* [Problem description]: Reproduce every record exactly as it appears, but not the pictures.

* [Dataset records]:
################

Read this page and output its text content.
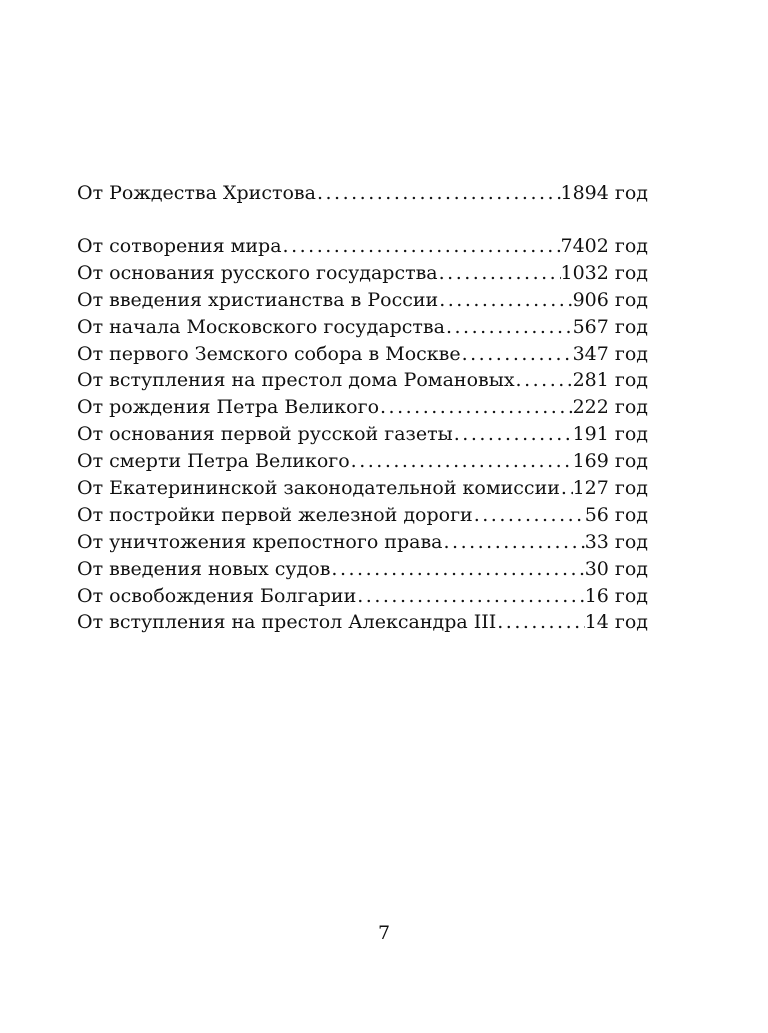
От Рождества Христова .....	1894 год
От сотворения мира .....	7402 год
От основания русского государства .....	1032 год
От введения христианства в России .....	906 год
От начала Московского государства .....	567 год
От первого Земского собора в Москве .....	347 год
От вступления на престол дома Романовых .....	281 год
От рождения Петра Великого .....	222 год
От основания первой русской газеты .....	191 год
От смерти Петра Великого .....	169 год
От Екатерининской законодательной комиссии ..... 127 год
От постройки первой железной дороги .....	56 год
От уничтожения крепостного права .....	33 год
От введения новых судов .....	30 год
От освобождения Болгарии .....	16 год
От вступления на престол Александра III .....	14 год
7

################

* [Answer for this exercise]:
Read this page and output its text content.
От Рождества Христова .....	1894 год
От сотворения мира .....	7402 год
От основания русского государства .....	1032 год
От введения христианства в России .....	906 год
От начала Московского государства .....	567 год
От первого Земского собора в Москве .....	347 год
От вступления на престол дома Романовых .....	281 год
От рождения Петра Великого .....	222 год
От основания первой русской газеты .....	191 год
От смерти Петра Великого .....	169 год
От Екатерининской законодательной комиссии ..... 127 год
От постройки первой железной дороги .....	56 год
От уничтожения крепостного права .....	33 год
От введения новых судов .....	30 год
От освобождения Болгарии .....	16 год
От вступления на престол Александра III .....	14 год
7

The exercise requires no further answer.